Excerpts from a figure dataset
....

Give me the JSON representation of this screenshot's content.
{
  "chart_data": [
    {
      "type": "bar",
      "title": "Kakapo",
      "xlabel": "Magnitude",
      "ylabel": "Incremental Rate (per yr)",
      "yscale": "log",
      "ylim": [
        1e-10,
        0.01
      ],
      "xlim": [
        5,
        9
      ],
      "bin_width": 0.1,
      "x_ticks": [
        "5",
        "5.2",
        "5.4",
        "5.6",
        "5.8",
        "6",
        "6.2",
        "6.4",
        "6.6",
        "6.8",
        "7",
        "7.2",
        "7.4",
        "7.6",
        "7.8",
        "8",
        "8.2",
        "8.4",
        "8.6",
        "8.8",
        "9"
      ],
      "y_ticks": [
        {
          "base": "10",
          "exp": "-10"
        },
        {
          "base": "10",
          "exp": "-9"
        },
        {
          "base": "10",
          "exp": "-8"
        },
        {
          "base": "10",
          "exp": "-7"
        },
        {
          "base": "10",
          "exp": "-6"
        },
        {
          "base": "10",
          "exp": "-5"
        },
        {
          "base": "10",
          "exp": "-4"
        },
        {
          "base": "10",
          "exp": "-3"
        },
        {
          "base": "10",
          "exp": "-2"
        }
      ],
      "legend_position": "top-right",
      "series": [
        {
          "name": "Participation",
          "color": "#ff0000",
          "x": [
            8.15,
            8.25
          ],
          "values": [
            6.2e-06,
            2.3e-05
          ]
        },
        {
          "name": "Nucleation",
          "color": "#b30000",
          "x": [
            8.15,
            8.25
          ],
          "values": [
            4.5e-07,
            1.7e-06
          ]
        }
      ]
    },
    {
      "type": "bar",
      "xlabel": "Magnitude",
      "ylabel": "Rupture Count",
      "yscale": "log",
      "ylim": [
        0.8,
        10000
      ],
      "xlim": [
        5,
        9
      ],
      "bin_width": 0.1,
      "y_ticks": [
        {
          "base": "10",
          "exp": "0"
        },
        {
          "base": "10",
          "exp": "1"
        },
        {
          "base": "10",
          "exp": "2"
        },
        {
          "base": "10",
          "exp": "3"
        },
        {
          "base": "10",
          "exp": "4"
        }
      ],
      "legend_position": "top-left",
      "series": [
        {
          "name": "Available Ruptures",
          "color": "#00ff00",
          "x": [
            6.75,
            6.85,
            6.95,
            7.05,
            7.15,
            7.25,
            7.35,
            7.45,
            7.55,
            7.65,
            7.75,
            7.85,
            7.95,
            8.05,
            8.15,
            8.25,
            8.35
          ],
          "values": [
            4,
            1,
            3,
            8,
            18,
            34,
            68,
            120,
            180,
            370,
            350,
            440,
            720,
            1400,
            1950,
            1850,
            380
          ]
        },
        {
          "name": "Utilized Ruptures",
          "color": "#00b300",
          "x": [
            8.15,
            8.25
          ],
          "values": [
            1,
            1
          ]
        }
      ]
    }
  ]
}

....

- Aim: Repeat every record, exactly as written.

- Result for this task:
Give me the JSON representation of this screenshot's content.
{
  "chart_data": [
    {
      "type": "bar",
      "title": "Kakapo",
      "xlabel": "Magnitude",
      "ylabel": "Incremental Rate (per yr)",
      "yscale": "log",
      "ylim": [
        1e-10,
        0.01
      ],
      "xlim": [
        5,
        9
      ],
      "bin_width": 0.1,
      "x_ticks": [
        "5",
        "5.2",
        "5.4",
        "5.6",
        "5.8",
        "6",
        "6.2",
        "6.4",
        "6.6",
        "6.8",
        "7",
        "7.2",
        "7.4",
        "7.6",
        "7.8",
        "8",
        "8.2",
        "8.4",
        "8.6",
        "8.8",
        "9"
      ],
      "y_ticks": [
        {
          "base": "10",
          "exp": "-10"
        },
        {
          "base": "10",
          "exp": "-9"
        },
        {
          "base": "10",
          "exp": "-8"
        },
        {
          "base": "10",
          "exp": "-7"
        },
        {
          "base": "10",
          "exp": "-6"
        },
        {
          "base": "10",
          "exp": "-5"
        },
        {
          "base": "10",
          "exp": "-4"
        },
        {
          "base": "10",
          "exp": "-3"
        },
        {
          "base": "10",
          "exp": "-2"
        }
      ],
      "legend_position": "top-right",
      "series": [
        {
          "name": "Participation",
          "color": "#ff0000",
          "x": [
            8.15,
            8.25
          ],
          "values": [
            6.2e-06,
            2.3e-05
          ]
        },
        {
          "name": "Nucleation",
          "color": "#b30000",
          "x": [
            8.15,
            8.25
          ],
          "values": [
            4.5e-07,
            1.7e-06
          ]
        }
      ]
    },
    {
      "type": "bar",
      "xlabel": "Magnitude",
      "ylabel": "Rupture Count",
      "yscale": "log",
      "ylim": [
        0.8,
        10000
      ],
      "xlim": [
        5,
        9
      ],
      "bin_width": 0.1,
      "y_ticks": [
        {
          "base": "10",
          "exp": "0"
        },
        {
          "base": "10",
          "exp": "1"
        },
        {
          "base": "10",
          "exp": "2"
        },
        {
          "base": "10",
          "exp": "3"
        },
        {
          "base": "10",
          "exp": "4"
        }
      ],
      "legend_position": "top-left",
      "series": [
        {
          "name": "Available Ruptures",
          "color": "#00ff00",
          "x": [
            6.75,
            6.85,
            6.95,
            7.05,
            7.15,
            7.25,
            7.35,
            7.45,
            7.55,
            7.65,
            7.75,
            7.85,
            7.95,
            8.05,
            8.15,
            8.25,
            8.35
          ],
          "values": [
            4,
            1,
            3,
            8,
            18,
            34,
            68,
            120,
            180,
            370,
            350,
            440,
            720,
            1400,
            1950,
            1850,
            380
          ]
        },
        {
          "name": "Utilized Ruptures",
          "color": "#00b300",
          "x": [
            8.15,
            8.25
          ],
          "values": [
            1,
            1
          ]
        }
      ]
    }
  ]
}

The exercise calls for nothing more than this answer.